_Stated task:_
Pick out the lines below that contain the string "Offerred" and copy them all.
#### Records for the task ####
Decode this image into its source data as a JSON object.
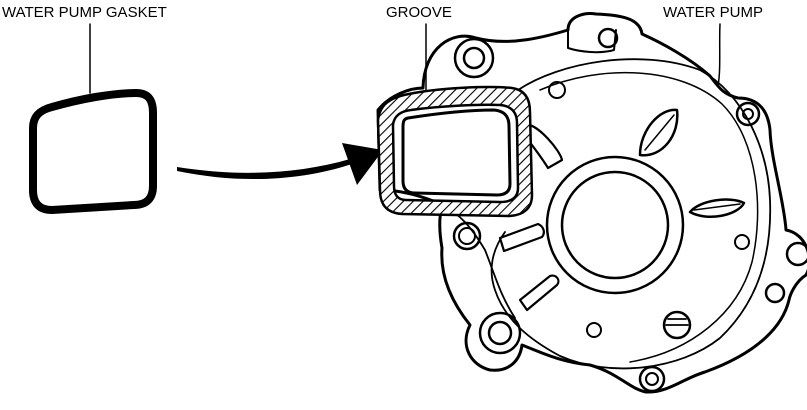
{
  "labels": {
    "gasket": "WATER PUMP GASKET",
    "groove": "GROOVE",
    "pump": "WATER PUMP"
  }
}
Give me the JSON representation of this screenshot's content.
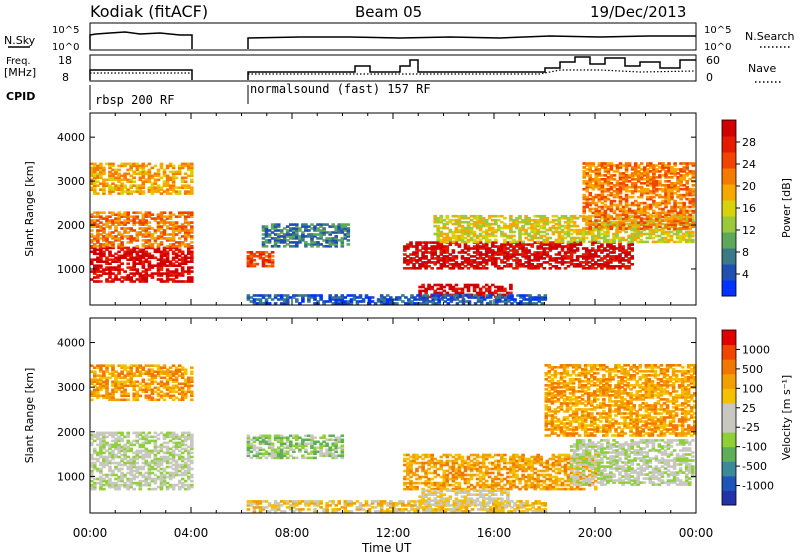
{
  "header": {
    "station": "Kodiak (fitACF)",
    "beam": "Beam 05",
    "date": "19/Dec/2013"
  },
  "top_panels": {
    "nsky_label": "N.Sky",
    "nsky_ticks": [
      "10^5",
      "10^0"
    ],
    "nsearch_label": "N.Search",
    "nsearch_ticks": [
      "10^5",
      "10^0"
    ],
    "freq_label_1": "Freq.",
    "freq_label_2": "[MHz]",
    "freq_ticks": [
      "18",
      "8"
    ],
    "nave_label": "Nave",
    "nave_ticks": [
      "60",
      "0"
    ],
    "cpid_label": "CPID",
    "cpid_segments": [
      {
        "label": "rbsp 200 RF",
        "start_hour": 0,
        "end_hour": 4
      },
      {
        "label": "normalsound (fast) 157 RF",
        "start_hour": 6.1,
        "end_hour": 24
      }
    ]
  },
  "chart_data": [
    {
      "type": "heatmap",
      "title": "",
      "quantity": "Power",
      "xlabel": "Time UT",
      "ylabel": "Slant Range [km]",
      "xlim": [
        0,
        24
      ],
      "ylim": [
        180,
        4550
      ],
      "x_ticks": [
        "00:00",
        "04:00",
        "08:00",
        "12:00",
        "16:00",
        "20:00",
        "00:00"
      ],
      "y_ticks": [
        1000,
        2000,
        3000,
        4000
      ],
      "data_gap_hours": [
        4,
        6.1
      ],
      "colorbar": {
        "label": "Power [dB]",
        "ticks": [
          "28",
          "24",
          "20",
          "16",
          "12",
          "8",
          "4"
        ],
        "colors": [
          "#0033ff",
          "#1f4fb0",
          "#3a7a86",
          "#5ea85c",
          "#9ac93a",
          "#d8d20a",
          "#f6a800",
          "#f47a00",
          "#f04400",
          "#e41b00",
          "#d00000"
        ]
      },
      "bands": [
        {
          "t0": 0,
          "t1": 4,
          "r0": 700,
          "r1": 1500,
          "level": 10
        },
        {
          "t0": 0,
          "t1": 4,
          "r0": 1500,
          "r1": 2300,
          "level": 7
        },
        {
          "t0": 0,
          "t1": 4,
          "r0": 2700,
          "r1": 3400,
          "level": 6
        },
        {
          "t0": 6.2,
          "t1": 7.2,
          "r0": 1050,
          "r1": 1400,
          "level": 8
        },
        {
          "t0": 6.8,
          "t1": 10.2,
          "r0": 1500,
          "r1": 2000,
          "level": 2
        },
        {
          "t0": 12.4,
          "t1": 21.5,
          "r0": 1000,
          "r1": 1600,
          "level": 10
        },
        {
          "t0": 13.6,
          "t1": 23.9,
          "r0": 1600,
          "r1": 2200,
          "level": 5
        },
        {
          "t0": 13,
          "t1": 16.6,
          "r0": 350,
          "r1": 650,
          "level": 10
        },
        {
          "t0": 6.2,
          "t1": 18,
          "r0": 200,
          "r1": 400,
          "level": 1
        },
        {
          "t0": 19.5,
          "t1": 23.9,
          "r0": 1900,
          "r1": 3400,
          "level": 7
        }
      ]
    },
    {
      "type": "heatmap",
      "title": "",
      "quantity": "Velocity",
      "xlabel": "Time UT",
      "ylabel": "Slant Range [km]",
      "xlim": [
        0,
        24
      ],
      "ylim": [
        180,
        4550
      ],
      "x_ticks": [
        "00:00",
        "04:00",
        "08:00",
        "12:00",
        "16:00",
        "20:00",
        "00:00"
      ],
      "y_ticks": [
        1000,
        2000,
        3000,
        4000
      ],
      "data_gap_hours": [
        4,
        6.1
      ],
      "colorbar": {
        "label": "Velocity [m s⁻¹]",
        "ticks": [
          "1000",
          "500",
          "100",
          "25",
          "-25",
          "-100",
          "-500",
          "-1000"
        ],
        "colors": [
          "#2233aa",
          "#1f55b8",
          "#3a8a9a",
          "#5fae5a",
          "#8fd038",
          "#c8c8c0",
          "#c8c8c0",
          "#f5c000",
          "#f2a000",
          "#f07800",
          "#f04400",
          "#e00000"
        ]
      },
      "bands": [
        {
          "t0": 0,
          "t1": 4,
          "r0": 700,
          "r1": 2000,
          "level": 5
        },
        {
          "t0": 0,
          "t1": 4,
          "r0": 2700,
          "r1": 3500,
          "level": 8
        },
        {
          "t0": 6.2,
          "t1": 10,
          "r0": 1400,
          "r1": 1900,
          "level": 4
        },
        {
          "t0": 6.2,
          "t1": 18,
          "r0": 200,
          "r1": 450,
          "level": 7
        },
        {
          "t0": 12.4,
          "t1": 20,
          "r0": 700,
          "r1": 1500,
          "level": 8
        },
        {
          "t0": 13,
          "t1": 16.5,
          "r0": 350,
          "r1": 700,
          "level": 6
        },
        {
          "t0": 19,
          "t1": 23.9,
          "r0": 800,
          "r1": 1800,
          "level": 5
        },
        {
          "t0": 18,
          "t1": 23.9,
          "r0": 1900,
          "r1": 3500,
          "level": 8
        }
      ]
    }
  ]
}
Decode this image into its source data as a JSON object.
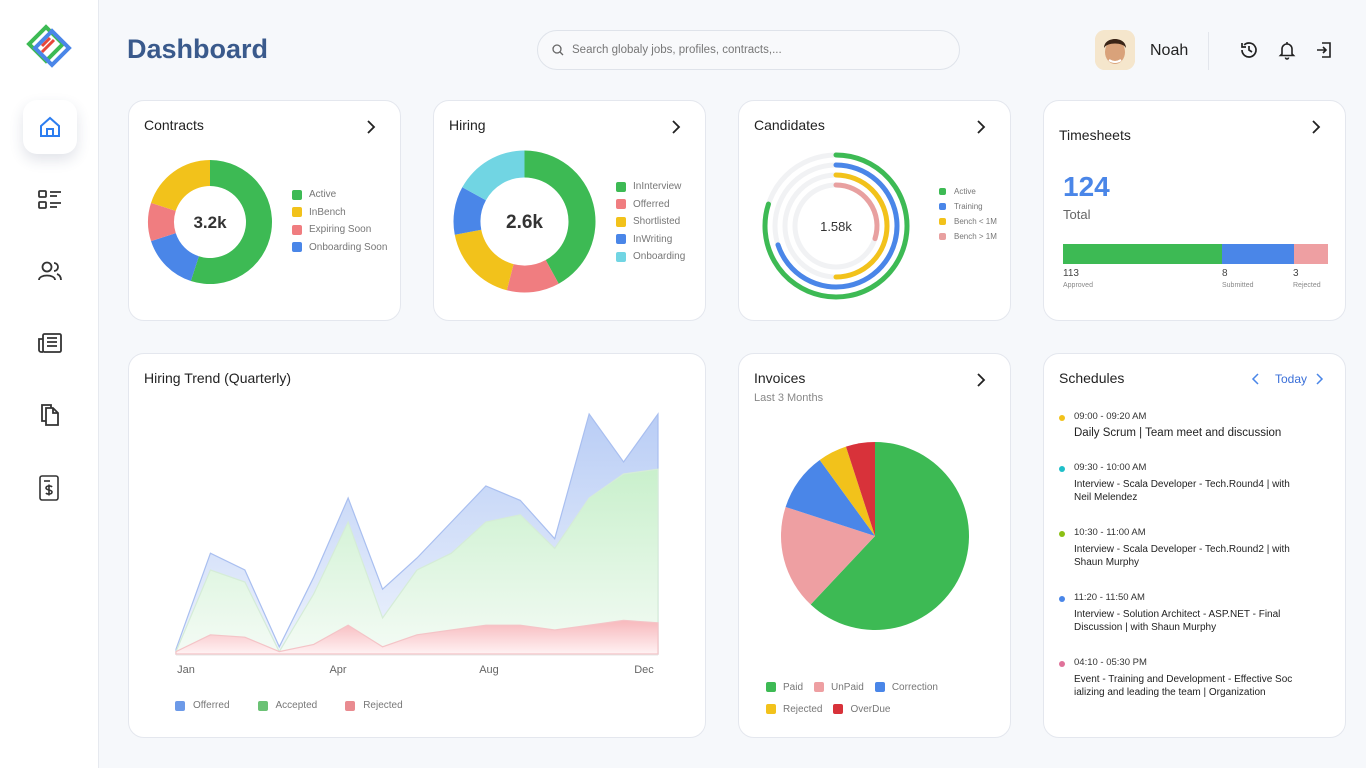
{
  "header": {
    "title": "Dashboard",
    "search_placeholder": "Search globaly jobs, profiles, contracts,...",
    "user_name": "Noah"
  },
  "sidebar": {
    "items": [
      {
        "icon": "home-icon",
        "active": true
      },
      {
        "icon": "list-icon"
      },
      {
        "icon": "users-icon"
      },
      {
        "icon": "news-icon"
      },
      {
        "icon": "documents-icon"
      },
      {
        "icon": "invoice-dollar-icon"
      }
    ]
  },
  "colors": {
    "green": "#3dba54",
    "yellow": "#f2c21b",
    "pink": "#f07d80",
    "blue": "#4a86e8",
    "cyan": "#71d5e3",
    "salmon": "#ee9fa2",
    "red": "#d8323a",
    "light_red": "#e8a0a0"
  },
  "contracts": {
    "title": "Contracts",
    "center_value": "3.2k",
    "legend": [
      "Active",
      "InBench",
      "Expiring Soon",
      "Onboarding Soon"
    ],
    "chart_data": {
      "type": "pie",
      "title": "Contracts",
      "categories": [
        "Active",
        "InBench",
        "Expiring Soon",
        "Onboarding Soon"
      ],
      "values": [
        55,
        20,
        10,
        15
      ]
    }
  },
  "hiring": {
    "title": "Hiring",
    "center_value": "2.6k",
    "legend": [
      "InInterview",
      "Offerred",
      "Shortlisted",
      "InWriting",
      "Onboarding"
    ],
    "chart_data": {
      "type": "pie",
      "title": "Hiring",
      "categories": [
        "InInterview",
        "Offerred",
        "Shortlisted",
        "InWriting",
        "Onboarding"
      ],
      "values": [
        42,
        12,
        18,
        11,
        17
      ]
    }
  },
  "candidates": {
    "title": "Candidates",
    "center_value": "1.58k",
    "legend": [
      "Active",
      "Training",
      "Bench < 1M",
      "Bench > 1M"
    ],
    "chart_data": {
      "type": "pie",
      "title": "Candidates",
      "categories": [
        "Active",
        "Training",
        "Bench < 1M",
        "Bench > 1M"
      ],
      "values": [
        80,
        70,
        50,
        30
      ]
    }
  },
  "timesheets": {
    "title": "Timesheets",
    "total": "124",
    "total_label": "Total",
    "segments": [
      {
        "value": "113",
        "label": "Approved",
        "fraction": 0.6
      },
      {
        "value": "8",
        "label": "Submitted",
        "fraction": 0.27
      },
      {
        "value": "3",
        "label": "Rejected",
        "fraction": 0.13
      }
    ]
  },
  "trend": {
    "title": "Hiring Trend (Quarterly)",
    "legend": [
      "Offerred",
      "Accepted",
      "Rejected"
    ],
    "chart_data": {
      "type": "area",
      "title": "Hiring Trend (Quarterly)",
      "categories": [
        "Jan",
        "Apr",
        "Aug",
        "Dec"
      ],
      "x_tick_labels": [
        "Jan",
        "Apr",
        "Aug",
        "Dec"
      ],
      "x": [
        1,
        2,
        3,
        4,
        5,
        6,
        7,
        8,
        9,
        10,
        11,
        12,
        13,
        14,
        15
      ],
      "series": [
        {
          "name": "Offerred",
          "values": [
            2,
            42,
            35,
            3,
            32,
            65,
            27,
            40,
            55,
            70,
            64,
            48,
            100,
            80,
            100
          ]
        },
        {
          "name": "Accepted",
          "values": [
            1,
            35,
            30,
            1,
            25,
            55,
            15,
            35,
            42,
            55,
            58,
            44,
            65,
            75,
            77
          ]
        },
        {
          "name": "Rejected",
          "values": [
            1,
            8,
            7,
            1,
            4,
            12,
            3,
            8,
            10,
            12,
            12,
            10,
            12,
            14,
            13
          ]
        }
      ],
      "ylim": [
        0,
        100
      ]
    }
  },
  "invoices": {
    "title": "Invoices",
    "subtitle": "Last 3 Months",
    "legend": [
      "Paid",
      "UnPaid",
      "Correction",
      "Rejected",
      "OverDue"
    ],
    "chart_data": {
      "type": "pie",
      "title": "Invoices",
      "categories": [
        "Paid",
        "UnPaid",
        "Correction",
        "Rejected",
        "OverDue"
      ],
      "values": [
        62,
        18,
        10,
        5,
        5
      ]
    }
  },
  "schedules": {
    "title": "Schedules",
    "today_label": "Today",
    "items": [
      {
        "time": "09:00 - 09:20 AM",
        "desc": "Daily Scrum | Team meet and discussion",
        "color": "#f2c21b"
      },
      {
        "time": "09:30 - 10:00 AM",
        "desc": "Interview - Scala Developer - Tech.Round4 | with Neil Melendez",
        "color": "#1fbfc9"
      },
      {
        "time": "10:30 - 11:00 AM",
        "desc": "Interview - Scala Developer - Tech.Round2 | with Shaun Murphy",
        "color": "#8cc014"
      },
      {
        "time": "11:20 - 11:50 AM",
        "desc": "Interview - Solution Architect - ASP.NET - Final Discussion  | with Shaun Murphy",
        "color": "#4a86e8"
      },
      {
        "time": "04:10 - 05:30 PM",
        "desc": "Event - Training and Development - Effective Soc ializing and leading the team | Organization",
        "color": "#e0729a"
      }
    ]
  }
}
####
_Output below:_
      "Offerred",
        "Offerred",
      "Offerred",
          "name": "Offerred",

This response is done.